*The request*
Provide only the number of lines where "использованы" occurs.

= = = =

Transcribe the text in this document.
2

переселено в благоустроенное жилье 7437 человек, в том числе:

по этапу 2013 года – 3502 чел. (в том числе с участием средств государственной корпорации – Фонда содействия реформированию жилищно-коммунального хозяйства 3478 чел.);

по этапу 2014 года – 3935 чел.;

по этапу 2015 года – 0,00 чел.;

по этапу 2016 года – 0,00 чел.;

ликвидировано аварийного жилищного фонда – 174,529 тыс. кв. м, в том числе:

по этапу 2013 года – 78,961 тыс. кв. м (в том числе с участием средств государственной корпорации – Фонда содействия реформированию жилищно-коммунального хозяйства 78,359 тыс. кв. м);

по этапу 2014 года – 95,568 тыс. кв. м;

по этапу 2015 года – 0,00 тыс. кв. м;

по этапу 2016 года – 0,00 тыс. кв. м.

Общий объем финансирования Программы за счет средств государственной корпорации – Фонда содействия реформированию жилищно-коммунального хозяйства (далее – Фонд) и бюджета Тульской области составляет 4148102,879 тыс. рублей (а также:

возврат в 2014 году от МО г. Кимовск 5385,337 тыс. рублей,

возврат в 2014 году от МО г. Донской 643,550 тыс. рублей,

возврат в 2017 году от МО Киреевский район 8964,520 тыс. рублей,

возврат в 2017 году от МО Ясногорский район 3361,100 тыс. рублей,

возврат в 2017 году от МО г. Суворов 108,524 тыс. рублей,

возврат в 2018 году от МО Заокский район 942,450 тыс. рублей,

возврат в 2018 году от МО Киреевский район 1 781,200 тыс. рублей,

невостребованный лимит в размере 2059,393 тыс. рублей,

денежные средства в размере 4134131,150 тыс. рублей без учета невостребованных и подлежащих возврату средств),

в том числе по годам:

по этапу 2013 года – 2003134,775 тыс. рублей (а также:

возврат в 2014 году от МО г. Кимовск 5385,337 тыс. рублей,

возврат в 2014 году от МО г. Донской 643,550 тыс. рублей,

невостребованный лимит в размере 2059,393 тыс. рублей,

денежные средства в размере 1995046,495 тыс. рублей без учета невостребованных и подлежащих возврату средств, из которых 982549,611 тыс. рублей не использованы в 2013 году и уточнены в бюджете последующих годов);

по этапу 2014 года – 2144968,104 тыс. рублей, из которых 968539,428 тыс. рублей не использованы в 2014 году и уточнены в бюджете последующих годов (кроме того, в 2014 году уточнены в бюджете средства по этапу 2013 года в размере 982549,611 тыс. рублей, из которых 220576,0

= = = =

*Exercise output*
2